> [To do] Reproduce every one of the lines below character for character, keeping them in the same order.

[Layout element entries]
● ● ● ● ● ● ●

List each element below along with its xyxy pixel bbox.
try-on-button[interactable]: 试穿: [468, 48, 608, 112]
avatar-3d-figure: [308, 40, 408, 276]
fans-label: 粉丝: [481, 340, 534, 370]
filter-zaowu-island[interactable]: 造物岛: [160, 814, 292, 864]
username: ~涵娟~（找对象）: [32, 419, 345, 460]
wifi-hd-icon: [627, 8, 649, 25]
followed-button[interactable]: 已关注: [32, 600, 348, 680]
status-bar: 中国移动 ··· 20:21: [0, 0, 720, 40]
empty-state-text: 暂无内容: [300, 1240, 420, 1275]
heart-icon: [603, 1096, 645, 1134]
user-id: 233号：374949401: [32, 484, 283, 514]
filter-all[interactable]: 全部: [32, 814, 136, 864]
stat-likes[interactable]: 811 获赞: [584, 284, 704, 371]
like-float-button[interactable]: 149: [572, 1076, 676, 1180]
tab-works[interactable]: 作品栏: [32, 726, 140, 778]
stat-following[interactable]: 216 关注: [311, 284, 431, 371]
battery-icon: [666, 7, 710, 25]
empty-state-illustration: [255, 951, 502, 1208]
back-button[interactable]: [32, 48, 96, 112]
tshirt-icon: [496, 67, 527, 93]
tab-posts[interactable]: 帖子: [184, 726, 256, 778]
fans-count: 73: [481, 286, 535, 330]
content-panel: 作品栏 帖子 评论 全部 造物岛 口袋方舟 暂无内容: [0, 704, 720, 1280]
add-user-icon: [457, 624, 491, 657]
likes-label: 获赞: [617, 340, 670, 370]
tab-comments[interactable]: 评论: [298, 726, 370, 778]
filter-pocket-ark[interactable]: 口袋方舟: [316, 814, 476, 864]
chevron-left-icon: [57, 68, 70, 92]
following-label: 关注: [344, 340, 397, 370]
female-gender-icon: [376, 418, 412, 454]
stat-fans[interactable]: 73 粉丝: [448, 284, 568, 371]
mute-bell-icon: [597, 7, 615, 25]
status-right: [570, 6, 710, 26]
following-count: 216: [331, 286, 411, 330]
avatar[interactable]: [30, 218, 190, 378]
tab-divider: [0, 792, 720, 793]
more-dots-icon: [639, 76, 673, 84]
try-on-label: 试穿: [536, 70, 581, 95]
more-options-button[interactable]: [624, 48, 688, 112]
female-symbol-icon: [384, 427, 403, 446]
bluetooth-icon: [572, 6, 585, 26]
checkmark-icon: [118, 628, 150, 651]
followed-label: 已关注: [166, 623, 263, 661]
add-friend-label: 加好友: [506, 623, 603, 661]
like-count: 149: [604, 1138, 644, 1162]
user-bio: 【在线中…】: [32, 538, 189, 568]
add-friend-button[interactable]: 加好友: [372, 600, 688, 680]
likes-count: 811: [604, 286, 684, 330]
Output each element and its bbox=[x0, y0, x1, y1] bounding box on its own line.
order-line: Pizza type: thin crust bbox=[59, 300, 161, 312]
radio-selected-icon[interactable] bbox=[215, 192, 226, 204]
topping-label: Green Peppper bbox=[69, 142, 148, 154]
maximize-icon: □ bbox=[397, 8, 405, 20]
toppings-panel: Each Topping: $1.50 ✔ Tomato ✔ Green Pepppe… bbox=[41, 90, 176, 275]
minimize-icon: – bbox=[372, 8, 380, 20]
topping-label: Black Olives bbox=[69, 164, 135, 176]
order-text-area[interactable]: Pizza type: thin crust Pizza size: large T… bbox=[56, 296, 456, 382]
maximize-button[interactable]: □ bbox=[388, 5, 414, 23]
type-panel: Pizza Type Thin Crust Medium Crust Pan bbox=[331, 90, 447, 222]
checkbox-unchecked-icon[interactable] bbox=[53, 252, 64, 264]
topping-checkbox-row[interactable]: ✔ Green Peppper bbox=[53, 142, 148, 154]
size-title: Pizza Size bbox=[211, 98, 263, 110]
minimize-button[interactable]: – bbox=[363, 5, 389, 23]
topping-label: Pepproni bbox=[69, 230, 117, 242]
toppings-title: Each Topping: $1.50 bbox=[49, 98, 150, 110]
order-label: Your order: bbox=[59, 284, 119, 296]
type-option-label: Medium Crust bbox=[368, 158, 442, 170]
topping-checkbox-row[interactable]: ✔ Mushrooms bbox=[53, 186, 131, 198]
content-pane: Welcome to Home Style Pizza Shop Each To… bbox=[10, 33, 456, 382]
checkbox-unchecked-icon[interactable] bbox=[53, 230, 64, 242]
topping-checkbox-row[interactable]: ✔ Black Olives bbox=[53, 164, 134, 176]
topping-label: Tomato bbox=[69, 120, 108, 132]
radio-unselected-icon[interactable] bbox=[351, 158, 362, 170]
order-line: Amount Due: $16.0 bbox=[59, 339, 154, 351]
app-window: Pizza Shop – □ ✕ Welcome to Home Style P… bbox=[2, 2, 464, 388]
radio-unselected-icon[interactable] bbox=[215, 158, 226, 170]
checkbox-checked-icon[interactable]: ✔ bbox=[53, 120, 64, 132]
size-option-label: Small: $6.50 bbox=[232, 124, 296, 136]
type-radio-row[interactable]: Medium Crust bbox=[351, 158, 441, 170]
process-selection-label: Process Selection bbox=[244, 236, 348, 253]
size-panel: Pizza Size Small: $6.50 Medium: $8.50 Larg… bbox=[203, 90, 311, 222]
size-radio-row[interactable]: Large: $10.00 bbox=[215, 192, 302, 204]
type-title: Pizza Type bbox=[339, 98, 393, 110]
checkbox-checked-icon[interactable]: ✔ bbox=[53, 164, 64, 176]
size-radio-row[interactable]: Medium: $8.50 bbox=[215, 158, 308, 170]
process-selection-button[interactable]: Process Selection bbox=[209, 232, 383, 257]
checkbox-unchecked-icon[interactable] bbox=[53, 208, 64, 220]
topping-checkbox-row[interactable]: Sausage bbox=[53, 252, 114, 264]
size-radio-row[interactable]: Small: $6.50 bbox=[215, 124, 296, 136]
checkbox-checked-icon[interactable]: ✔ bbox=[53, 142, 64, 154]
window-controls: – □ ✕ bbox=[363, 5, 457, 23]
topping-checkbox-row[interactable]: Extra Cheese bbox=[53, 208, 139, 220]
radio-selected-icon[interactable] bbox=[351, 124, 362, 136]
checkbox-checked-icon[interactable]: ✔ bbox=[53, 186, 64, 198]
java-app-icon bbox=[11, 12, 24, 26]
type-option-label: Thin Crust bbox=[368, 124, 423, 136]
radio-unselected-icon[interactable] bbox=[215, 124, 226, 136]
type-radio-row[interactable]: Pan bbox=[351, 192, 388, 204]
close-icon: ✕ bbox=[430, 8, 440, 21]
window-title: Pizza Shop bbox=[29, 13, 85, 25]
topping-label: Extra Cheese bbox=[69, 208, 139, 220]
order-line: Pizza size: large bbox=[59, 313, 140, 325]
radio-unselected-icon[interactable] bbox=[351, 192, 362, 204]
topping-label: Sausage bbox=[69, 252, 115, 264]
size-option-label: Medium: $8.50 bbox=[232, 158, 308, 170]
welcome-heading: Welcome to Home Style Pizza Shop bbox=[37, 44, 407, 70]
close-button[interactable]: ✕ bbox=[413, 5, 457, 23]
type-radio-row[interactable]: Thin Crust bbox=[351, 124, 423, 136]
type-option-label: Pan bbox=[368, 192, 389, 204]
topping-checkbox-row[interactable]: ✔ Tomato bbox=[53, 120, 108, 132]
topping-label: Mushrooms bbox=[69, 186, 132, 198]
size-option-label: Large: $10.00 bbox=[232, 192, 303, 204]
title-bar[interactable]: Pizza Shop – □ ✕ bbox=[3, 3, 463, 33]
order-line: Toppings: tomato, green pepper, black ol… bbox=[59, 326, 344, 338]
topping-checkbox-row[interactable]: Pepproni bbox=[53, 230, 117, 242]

● ● ● ● ● ● ●

> [Output]
List each element below along with its xyxy pixel bbox.
try-on-button[interactable]: 试穿: [468, 48, 608, 112]
avatar-3d-figure: [308, 40, 408, 276]
fans-label: 粉丝: [481, 340, 534, 370]
filter-zaowu-island[interactable]: 造物岛: [160, 814, 292, 864]
username: ~涵娟~（找对象）: [32, 419, 345, 460]
wifi-hd-icon: [627, 8, 649, 25]
followed-button[interactable]: 已关注: [32, 600, 348, 680]
status-bar: 中国移动 ··· 20:21: [0, 0, 720, 40]
empty-state-text: 暂无内容: [300, 1240, 420, 1275]
heart-icon: [603, 1096, 645, 1134]
user-id: 233号：374949401: [32, 484, 283, 514]
filter-all[interactable]: 全部: [32, 814, 136, 864]
stat-likes[interactable]: 811 获赞: [584, 284, 704, 371]
like-float-button[interactable]: 149: [572, 1076, 676, 1180]
tab-works[interactable]: 作品栏: [32, 726, 140, 778]
stat-following[interactable]: 216 关注: [311, 284, 431, 371]
battery-icon: [666, 7, 710, 25]
empty-state-illustration: [255, 951, 502, 1208]
back-button[interactable]: [32, 48, 96, 112]
tshirt-icon: [496, 67, 527, 93]
tab-posts[interactable]: 帖子: [184, 726, 256, 778]
fans-count: 73: [481, 286, 535, 330]
content-panel: 作品栏 帖子 评论 全部 造物岛 口袋方舟 暂无内容: [0, 704, 720, 1280]
add-user-icon: [457, 624, 491, 657]
likes-label: 获赞: [617, 340, 670, 370]
tab-comments[interactable]: 评论: [298, 726, 370, 778]
filter-pocket-ark[interactable]: 口袋方舟: [316, 814, 476, 864]
chevron-left-icon: [57, 68, 70, 92]
following-label: 关注: [344, 340, 397, 370]
female-gender-icon: [376, 418, 412, 454]
stat-fans[interactable]: 73 粉丝: [448, 284, 568, 371]
mute-bell-icon: [597, 7, 615, 25]
status-right: [570, 6, 710, 26]
following-count: 216: [331, 286, 411, 330]
avatar[interactable]: [30, 218, 190, 378]
tab-divider: [0, 792, 720, 793]
more-dots-icon: [639, 76, 673, 84]
try-on-label: 试穿: [536, 70, 581, 95]
more-options-button[interactable]: [624, 48, 688, 112]
female-symbol-icon: [384, 427, 403, 446]
bluetooth-icon: [572, 6, 585, 26]
checkmark-icon: [118, 628, 150, 651]
followed-label: 已关注: [166, 623, 263, 661]
add-friend-label: 加好友: [506, 623, 603, 661]
like-count: 149: [604, 1138, 644, 1162]
user-bio: 【在线中…】: [32, 538, 189, 568]
add-friend-button[interactable]: 加好友: [372, 600, 688, 680]
likes-count: 811: [604, 286, 684, 330]
Output each element and its bbox=[x0, y0, x1, y1] bounding box on its own line.
order-line: Pizza type: thin crust bbox=[59, 300, 161, 312]
radio-selected-icon[interactable] bbox=[215, 192, 226, 204]
topping-label: Green Peppper bbox=[69, 142, 148, 154]
maximize-icon: □ bbox=[397, 8, 405, 20]
toppings-panel: Each Topping: $1.50 ✔ Tomato ✔ Green Pepppe… bbox=[41, 90, 176, 275]
minimize-icon: – bbox=[372, 8, 380, 20]
topping-label: Black Olives bbox=[69, 164, 135, 176]
order-text-area[interactable]: Pizza type: thin crust Pizza size: large T… bbox=[56, 296, 456, 382]
maximize-button[interactable]: □ bbox=[388, 5, 414, 23]
type-panel: Pizza Type Thin Crust Medium Crust Pan bbox=[331, 90, 447, 222]
checkbox-unchecked-icon[interactable] bbox=[53, 252, 64, 264]
topping-checkbox-row[interactable]: ✔ Green Peppper bbox=[53, 142, 148, 154]
size-title: Pizza Size bbox=[211, 98, 263, 110]
minimize-button[interactable]: – bbox=[363, 5, 389, 23]
topping-label: Pepproni bbox=[69, 230, 117, 242]
toppings-title: Each Topping: $1.50 bbox=[49, 98, 150, 110]
order-label: Your order: bbox=[59, 284, 119, 296]
type-option-label: Medium Crust bbox=[368, 158, 442, 170]
topping-checkbox-row[interactable]: ✔ Mushrooms bbox=[53, 186, 131, 198]
content-pane: Welcome to Home Style Pizza Shop Each To… bbox=[10, 33, 456, 382]
checkbox-unchecked-icon[interactable] bbox=[53, 230, 64, 242]
topping-checkbox-row[interactable]: ✔ Black Olives bbox=[53, 164, 134, 176]
topping-label: Tomato bbox=[69, 120, 108, 132]
radio-unselected-icon[interactable] bbox=[351, 158, 362, 170]
order-line: Amount Due: $16.0 bbox=[59, 339, 154, 351]
app-window: Pizza Shop – □ ✕ Welcome to Home Style P… bbox=[2, 2, 464, 388]
radio-unselected-icon[interactable] bbox=[215, 158, 226, 170]
checkbox-checked-icon[interactable]: ✔ bbox=[53, 120, 64, 132]
size-option-label: Small: $6.50 bbox=[232, 124, 296, 136]
type-radio-row[interactable]: Medium Crust bbox=[351, 158, 441, 170]
process-selection-label: Process Selection bbox=[244, 236, 348, 253]
size-panel: Pizza Size Small: $6.50 Medium: $8.50 Larg… bbox=[203, 90, 311, 222]
size-radio-row[interactable]: Large: $10.00 bbox=[215, 192, 302, 204]
type-title: Pizza Type bbox=[339, 98, 393, 110]
checkbox-checked-icon[interactable]: ✔ bbox=[53, 164, 64, 176]
size-radio-row[interactable]: Medium: $8.50 bbox=[215, 158, 308, 170]
process-selection-button[interactable]: Process Selection bbox=[209, 232, 383, 257]
checkbox-unchecked-icon[interactable] bbox=[53, 208, 64, 220]
topping-checkbox-row[interactable]: Sausage bbox=[53, 252, 114, 264]
size-radio-row[interactable]: Small: $6.50 bbox=[215, 124, 296, 136]
checkbox-checked-icon[interactable]: ✔ bbox=[53, 142, 64, 154]
window-controls: – □ ✕ bbox=[363, 5, 457, 23]
topping-checkbox-row[interactable]: Extra Cheese bbox=[53, 208, 139, 220]
radio-selected-icon[interactable] bbox=[351, 124, 362, 136]
checkbox-checked-icon[interactable]: ✔ bbox=[53, 186, 64, 198]
java-app-icon bbox=[11, 12, 24, 26]
type-option-label: Thin Crust bbox=[368, 124, 423, 136]
radio-unselected-icon[interactable] bbox=[215, 124, 226, 136]
type-radio-row[interactable]: Pan bbox=[351, 192, 388, 204]
close-icon: ✕ bbox=[430, 8, 440, 21]
window-title: Pizza Shop bbox=[29, 13, 85, 25]
topping-label: Extra Cheese bbox=[69, 208, 139, 220]
order-line: Pizza size: large bbox=[59, 313, 140, 325]
radio-unselected-icon[interactable] bbox=[351, 192, 362, 204]
topping-label: Sausage bbox=[69, 252, 115, 264]
size-option-label: Medium: $8.50 bbox=[232, 158, 308, 170]
welcome-heading: Welcome to Home Style Pizza Shop bbox=[37, 44, 407, 70]
close-button[interactable]: ✕ bbox=[413, 5, 457, 23]
type-radio-row[interactable]: Thin Crust bbox=[351, 124, 423, 136]
type-option-label: Pan bbox=[368, 192, 389, 204]
topping-checkbox-row[interactable]: ✔ Tomato bbox=[53, 120, 108, 132]
topping-label: Mushrooms bbox=[69, 186, 132, 198]
size-option-label: Large: $10.00 bbox=[232, 192, 303, 204]
title-bar[interactable]: Pizza Shop – □ ✕ bbox=[3, 3, 463, 33]
order-line: Toppings: tomato, green pepper, black ol… bbox=[59, 326, 344, 338]
topping-checkbox-row[interactable]: Pepproni bbox=[53, 230, 117, 242]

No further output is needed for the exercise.